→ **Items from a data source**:
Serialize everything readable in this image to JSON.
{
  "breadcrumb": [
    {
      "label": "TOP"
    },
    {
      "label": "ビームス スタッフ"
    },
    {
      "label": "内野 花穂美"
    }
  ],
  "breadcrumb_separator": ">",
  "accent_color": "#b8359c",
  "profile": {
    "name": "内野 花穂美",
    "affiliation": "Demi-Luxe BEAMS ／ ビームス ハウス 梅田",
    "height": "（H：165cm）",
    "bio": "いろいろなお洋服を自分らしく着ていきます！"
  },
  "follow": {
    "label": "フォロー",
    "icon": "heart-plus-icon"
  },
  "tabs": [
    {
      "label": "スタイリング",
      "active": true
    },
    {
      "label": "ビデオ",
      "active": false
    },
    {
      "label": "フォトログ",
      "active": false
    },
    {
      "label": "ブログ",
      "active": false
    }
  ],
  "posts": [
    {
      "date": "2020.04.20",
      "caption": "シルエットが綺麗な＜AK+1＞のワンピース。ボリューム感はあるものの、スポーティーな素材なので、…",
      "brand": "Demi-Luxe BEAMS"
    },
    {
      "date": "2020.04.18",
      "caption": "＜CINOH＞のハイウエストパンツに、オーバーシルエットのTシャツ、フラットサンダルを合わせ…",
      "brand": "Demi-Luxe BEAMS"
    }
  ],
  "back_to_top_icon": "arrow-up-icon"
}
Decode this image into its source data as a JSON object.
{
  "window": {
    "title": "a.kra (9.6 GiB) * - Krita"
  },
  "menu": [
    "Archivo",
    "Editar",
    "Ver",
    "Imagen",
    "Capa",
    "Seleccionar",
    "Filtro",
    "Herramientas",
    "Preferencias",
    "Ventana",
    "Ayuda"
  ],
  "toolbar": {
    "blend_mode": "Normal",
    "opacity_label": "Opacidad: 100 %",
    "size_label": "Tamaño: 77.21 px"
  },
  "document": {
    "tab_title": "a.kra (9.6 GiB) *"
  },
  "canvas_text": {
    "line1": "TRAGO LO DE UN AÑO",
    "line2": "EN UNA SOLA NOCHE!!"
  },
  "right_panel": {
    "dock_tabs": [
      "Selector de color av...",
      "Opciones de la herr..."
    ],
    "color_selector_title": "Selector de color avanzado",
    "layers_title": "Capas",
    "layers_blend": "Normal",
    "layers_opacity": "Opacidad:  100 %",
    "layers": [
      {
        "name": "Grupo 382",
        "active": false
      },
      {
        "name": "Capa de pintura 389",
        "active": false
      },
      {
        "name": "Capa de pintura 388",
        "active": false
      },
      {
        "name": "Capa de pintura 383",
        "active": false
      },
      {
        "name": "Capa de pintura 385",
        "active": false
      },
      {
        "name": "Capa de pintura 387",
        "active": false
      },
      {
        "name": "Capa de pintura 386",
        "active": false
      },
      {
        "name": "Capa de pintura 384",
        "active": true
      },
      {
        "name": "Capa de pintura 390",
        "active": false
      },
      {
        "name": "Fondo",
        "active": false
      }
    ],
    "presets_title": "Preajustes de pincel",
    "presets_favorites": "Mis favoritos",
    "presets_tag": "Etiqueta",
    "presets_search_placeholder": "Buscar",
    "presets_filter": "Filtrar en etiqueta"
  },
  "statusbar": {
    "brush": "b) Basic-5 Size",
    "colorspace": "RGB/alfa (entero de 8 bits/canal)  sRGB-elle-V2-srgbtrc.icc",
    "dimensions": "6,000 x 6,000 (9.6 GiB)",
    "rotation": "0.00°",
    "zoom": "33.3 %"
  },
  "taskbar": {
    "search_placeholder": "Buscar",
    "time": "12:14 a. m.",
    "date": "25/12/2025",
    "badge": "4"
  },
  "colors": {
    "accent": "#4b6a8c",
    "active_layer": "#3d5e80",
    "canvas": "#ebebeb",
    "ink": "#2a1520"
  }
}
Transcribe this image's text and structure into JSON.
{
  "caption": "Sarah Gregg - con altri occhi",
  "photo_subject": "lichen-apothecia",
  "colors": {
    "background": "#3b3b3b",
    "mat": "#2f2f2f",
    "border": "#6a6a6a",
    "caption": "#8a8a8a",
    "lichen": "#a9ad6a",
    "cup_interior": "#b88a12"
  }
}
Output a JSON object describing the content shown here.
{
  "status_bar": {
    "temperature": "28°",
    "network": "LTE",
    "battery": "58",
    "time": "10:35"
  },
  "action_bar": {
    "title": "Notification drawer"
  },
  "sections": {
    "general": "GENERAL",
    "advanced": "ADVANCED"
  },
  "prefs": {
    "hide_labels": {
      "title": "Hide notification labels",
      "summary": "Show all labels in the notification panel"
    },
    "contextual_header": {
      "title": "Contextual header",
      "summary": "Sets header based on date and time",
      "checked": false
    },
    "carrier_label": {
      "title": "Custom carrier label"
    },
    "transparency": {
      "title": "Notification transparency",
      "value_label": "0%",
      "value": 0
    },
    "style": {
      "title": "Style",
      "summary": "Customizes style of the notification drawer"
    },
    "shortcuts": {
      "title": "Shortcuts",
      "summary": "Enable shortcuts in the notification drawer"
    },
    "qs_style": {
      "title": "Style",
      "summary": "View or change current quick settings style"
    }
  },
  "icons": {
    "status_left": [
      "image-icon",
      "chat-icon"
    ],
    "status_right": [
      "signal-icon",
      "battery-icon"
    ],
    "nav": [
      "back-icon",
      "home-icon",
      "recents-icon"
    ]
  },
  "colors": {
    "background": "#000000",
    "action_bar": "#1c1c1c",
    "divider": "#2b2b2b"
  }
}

→ **Exercise**:
The records above are to be repeated exactly, in their entirety.

→ **Full response**:
Serialize everything readable in this image to JSON.
{
  "breadcrumb": [
    {
      "label": "TOP"
    },
    {
      "label": "ビームス スタッフ"
    },
    {
      "label": "内野 花穂美"
    }
  ],
  "breadcrumb_separator": ">",
  "accent_color": "#b8359c",
  "profile": {
    "name": "内野 花穂美",
    "affiliation": "Demi-Luxe BEAMS ／ ビームス ハウス 梅田",
    "height": "（H：165cm）",
    "bio": "いろいろなお洋服を自分らしく着ていきます！"
  },
  "follow": {
    "label": "フォロー",
    "icon": "heart-plus-icon"
  },
  "tabs": [
    {
      "label": "スタイリング",
      "active": true
    },
    {
      "label": "ビデオ",
      "active": false
    },
    {
      "label": "フォトログ",
      "active": false
    },
    {
      "label": "ブログ",
      "active": false
    }
  ],
  "posts": [
    {
      "date": "2020.04.20",
      "caption": "シルエットが綺麗な＜AK+1＞のワンピース。ボリューム感はあるものの、スポーティーな素材なので、…",
      "brand": "Demi-Luxe BEAMS"
    },
    {
      "date": "2020.04.18",
      "caption": "＜CINOH＞のハイウエストパンツに、オーバーシルエットのTシャツ、フラットサンダルを合わせ…",
      "brand": "Demi-Luxe BEAMS"
    }
  ],
  "back_to_top_icon": "arrow-up-icon"
}
Decode this image into its source data as a JSON object.
{
  "window": {
    "title": "a.kra (9.6 GiB) * - Krita"
  },
  "menu": [
    "Archivo",
    "Editar",
    "Ver",
    "Imagen",
    "Capa",
    "Seleccionar",
    "Filtro",
    "Herramientas",
    "Preferencias",
    "Ventana",
    "Ayuda"
  ],
  "toolbar": {
    "blend_mode": "Normal",
    "opacity_label": "Opacidad: 100 %",
    "size_label": "Tamaño: 77.21 px"
  },
  "document": {
    "tab_title": "a.kra (9.6 GiB) *"
  },
  "canvas_text": {
    "line1": "TRAGO LO DE UN AÑO",
    "line2": "EN UNA SOLA NOCHE!!"
  },
  "right_panel": {
    "dock_tabs": [
      "Selector de color av...",
      "Opciones de la herr..."
    ],
    "color_selector_title": "Selector de color avanzado",
    "layers_title": "Capas",
    "layers_blend": "Normal",
    "layers_opacity": "Opacidad:  100 %",
    "layers": [
      {
        "name": "Grupo 382",
        "active": false
      },
      {
        "name": "Capa de pintura 389",
        "active": false
      },
      {
        "name": "Capa de pintura 388",
        "active": false
      },
      {
        "name": "Capa de pintura 383",
        "active": false
      },
      {
        "name": "Capa de pintura 385",
        "active": false
      },
      {
        "name": "Capa de pintura 387",
        "active": false
      },
      {
        "name": "Capa de pintura 386",
        "active": false
      },
      {
        "name": "Capa de pintura 384",
        "active": true
      },
      {
        "name": "Capa de pintura 390",
        "active": false
      },
      {
        "name": "Fondo",
        "active": false
      }
    ],
    "presets_title": "Preajustes de pincel",
    "presets_favorites": "Mis favoritos",
    "presets_tag": "Etiqueta",
    "presets_search_placeholder": "Buscar",
    "presets_filter": "Filtrar en etiqueta"
  },
  "statusbar": {
    "brush": "b) Basic-5 Size",
    "colorspace": "RGB/alfa (entero de 8 bits/canal)  sRGB-elle-V2-srgbtrc.icc",
    "dimensions": "6,000 x 6,000 (9.6 GiB)",
    "rotation": "0.00°",
    "zoom": "33.3 %"
  },
  "taskbar": {
    "search_placeholder": "Buscar",
    "time": "12:14 a. m.",
    "date": "25/12/2025",
    "badge": "4"
  },
  "colors": {
    "accent": "#4b6a8c",
    "active_layer": "#3d5e80",
    "canvas": "#ebebeb",
    "ink": "#2a1520"
  }
}
Transcribe this image's text and structure into JSON.
{
  "caption": "Sarah Gregg - con altri occhi",
  "photo_subject": "lichen-apothecia",
  "colors": {
    "background": "#3b3b3b",
    "mat": "#2f2f2f",
    "border": "#6a6a6a",
    "caption": "#8a8a8a",
    "lichen": "#a9ad6a",
    "cup_interior": "#b88a12"
  }
}
Output a JSON object describing the content shown here.
{
  "status_bar": {
    "temperature": "28°",
    "network": "LTE",
    "battery": "58",
    "time": "10:35"
  },
  "action_bar": {
    "title": "Notification drawer"
  },
  "sections": {
    "general": "GENERAL",
    "advanced": "ADVANCED"
  },
  "prefs": {
    "hide_labels": {
      "title": "Hide notification labels",
      "summary": "Show all labels in the notification panel"
    },
    "contextual_header": {
      "title": "Contextual header",
      "summary": "Sets header based on date and time",
      "checked": false
    },
    "carrier_label": {
      "title": "Custom carrier label"
    },
    "transparency": {
      "title": "Notification transparency",
      "value_label": "0%",
      "value": 0
    },
    "style": {
      "title": "Style",
      "summary": "Customizes style of the notification drawer"
    },
    "shortcuts": {
      "title": "Shortcuts",
      "summary": "Enable shortcuts in the notification drawer"
    },
    "qs_style": {
      "title": "Style",
      "summary": "View or change current quick settings style"
    }
  },
  "icons": {
    "status_left": [
      "image-icon",
      "chat-icon"
    ],
    "status_right": [
      "signal-icon",
      "battery-icon"
    ],
    "nav": [
      "back-icon",
      "home-icon",
      "recents-icon"
    ]
  },
  "colors": {
    "background": "#000000",
    "action_bar": "#1c1c1c",
    "divider": "#2b2b2b"
  }
}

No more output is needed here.